GIVEN EXERCISE = Reproduce each record exactly.

Records from a collection
----
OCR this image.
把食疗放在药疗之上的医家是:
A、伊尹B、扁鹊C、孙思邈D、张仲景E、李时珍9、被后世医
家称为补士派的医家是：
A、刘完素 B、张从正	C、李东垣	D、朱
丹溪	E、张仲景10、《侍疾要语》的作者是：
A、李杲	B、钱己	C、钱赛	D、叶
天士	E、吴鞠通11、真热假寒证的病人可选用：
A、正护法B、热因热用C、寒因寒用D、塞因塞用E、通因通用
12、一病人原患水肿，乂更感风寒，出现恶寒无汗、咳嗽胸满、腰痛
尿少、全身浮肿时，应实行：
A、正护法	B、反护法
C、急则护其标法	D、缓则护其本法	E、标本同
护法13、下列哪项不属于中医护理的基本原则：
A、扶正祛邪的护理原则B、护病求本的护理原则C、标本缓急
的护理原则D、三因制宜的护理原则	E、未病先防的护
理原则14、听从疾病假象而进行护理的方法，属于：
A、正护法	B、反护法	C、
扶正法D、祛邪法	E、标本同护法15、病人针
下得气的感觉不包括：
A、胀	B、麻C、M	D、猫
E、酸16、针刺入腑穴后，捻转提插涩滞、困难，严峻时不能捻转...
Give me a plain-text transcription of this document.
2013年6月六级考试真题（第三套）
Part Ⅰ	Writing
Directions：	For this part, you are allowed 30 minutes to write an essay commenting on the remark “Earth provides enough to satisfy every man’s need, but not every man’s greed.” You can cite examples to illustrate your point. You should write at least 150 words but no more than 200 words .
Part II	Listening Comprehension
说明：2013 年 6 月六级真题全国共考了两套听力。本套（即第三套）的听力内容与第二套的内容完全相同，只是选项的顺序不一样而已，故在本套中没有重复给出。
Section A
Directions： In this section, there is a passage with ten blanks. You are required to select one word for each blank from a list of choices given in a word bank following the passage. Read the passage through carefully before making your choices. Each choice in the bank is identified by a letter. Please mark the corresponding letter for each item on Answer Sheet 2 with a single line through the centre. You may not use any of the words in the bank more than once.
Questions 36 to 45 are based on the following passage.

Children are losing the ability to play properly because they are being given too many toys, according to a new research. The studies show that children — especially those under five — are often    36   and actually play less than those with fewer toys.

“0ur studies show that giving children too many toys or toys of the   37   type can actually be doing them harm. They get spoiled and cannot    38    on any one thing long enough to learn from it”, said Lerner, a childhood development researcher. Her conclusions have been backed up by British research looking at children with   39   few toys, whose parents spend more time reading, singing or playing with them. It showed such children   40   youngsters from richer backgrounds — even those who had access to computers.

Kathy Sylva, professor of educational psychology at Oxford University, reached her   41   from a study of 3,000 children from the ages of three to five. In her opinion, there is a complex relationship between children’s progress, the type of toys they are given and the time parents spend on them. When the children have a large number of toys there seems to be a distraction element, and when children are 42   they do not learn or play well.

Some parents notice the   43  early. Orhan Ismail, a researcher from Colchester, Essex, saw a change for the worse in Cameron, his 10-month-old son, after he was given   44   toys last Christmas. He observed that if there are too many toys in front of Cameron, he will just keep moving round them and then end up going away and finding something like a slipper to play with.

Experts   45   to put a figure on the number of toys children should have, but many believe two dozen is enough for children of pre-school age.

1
----
RESULT =
OCR this image.
把食疗放在药疗之上的医家是:
A、伊尹B、扁鹊C、孙思邈D、张仲景E、李时珍9、被后世医
家称为补士派的医家是：
A、刘完素 B、张从正	C、李东垣	D、朱
丹溪	E、张仲景10、《侍疾要语》的作者是：
A、李杲	B、钱己	C、钱赛	D、叶
天士	E、吴鞠通11、真热假寒证的病人可选用：
A、正护法B、热因热用C、寒因寒用D、塞因塞用E、通因通用
12、一病人原患水肿，乂更感风寒，出现恶寒无汗、咳嗽胸满、腰痛
尿少、全身浮肿时，应实行：
A、正护法	B、反护法
C、急则护其标法	D、缓则护其本法	E、标本同
护法13、下列哪项不属于中医护理的基本原则：
A、扶正祛邪的护理原则B、护病求本的护理原则C、标本缓急
的护理原则D、三因制宜的护理原则	E、未病先防的护
理原则14、听从疾病假象而进行护理的方法，属于：
A、正护法	B、反护法	C、
扶正法D、祛邪法	E、标本同护法15、病人针
下得气的感觉不包括：
A、胀	B、麻C、M	D、猫
E、酸16、针刺入腑穴后，捻转提插涩滞、困难，严峻时不能捻转...
Give me a plain-text transcription of this document.
2013年6月六级考试真题（第三套）
Part Ⅰ	Writing
Directions：	For this part, you are allowed 30 minutes to write an essay commenting on the remark “Earth provides enough to satisfy every man’s need, but not every man’s greed.” You can cite examples to illustrate your point. You should write at least 150 words but no more than 200 words .
Part II	Listening Comprehension
说明：2013 年 6 月六级真题全国共考了两套听力。本套（即第三套）的听力内容与第二套的内容完全相同，只是选项的顺序不一样而已，故在本套中没有重复给出。
Section A
Directions： In this section, there is a passage with ten blanks. You are required to select one word for each blank from a list of choices given in a word bank following the passage. Read the passage through carefully before making your choices. Each choice in the bank is identified by a letter. Please mark the corresponding letter for each item on Answer Sheet 2 with a single line through the centre. You may not use any of the words in the bank more than once.
Questions 36 to 45 are based on the following passage.

Children are losing the ability to play properly because they are being given too many toys, according to a new research. The studies show that children — especially those under five — are often    36   and actually play less than those with fewer toys.

“0ur studies show that giving children too many toys or toys of the   37   type can actually be doing them harm. They get spoiled and cannot    38    on any one thing long enough to learn from it”, said Lerner, a childhood development researcher. Her conclusions have been backed up by British research looking at children with   39   few toys, whose parents spend more time reading, singing or playing with them. It showed such children   40   youngsters from richer backgrounds — even those who had access to computers.

Kathy Sylva, professor of educational psychology at Oxford University, reached her   41   from a study of 3,000 children from the ages of three to five. In her opinion, there is a complex relationship between children’s progress, the type of toys they are given and the time parents spend on them. When the children have a large number of toys there seems to be a distraction element, and when children are 42   they do not learn or play well.

Some parents notice the   43  early. Orhan Ismail, a researcher from Colchester, Essex, saw a change for the worse in Cameron, his 10-month-old son, after he was given   44   toys last Christmas. He observed that if there are too many toys in front of Cameron, he will just keep moving round them and then end up going away and finding something like a slipper to play with.

Experts   45   to put a figure on the number of toys children should have, but many believe two dozen is enough for children of pre-school age.

1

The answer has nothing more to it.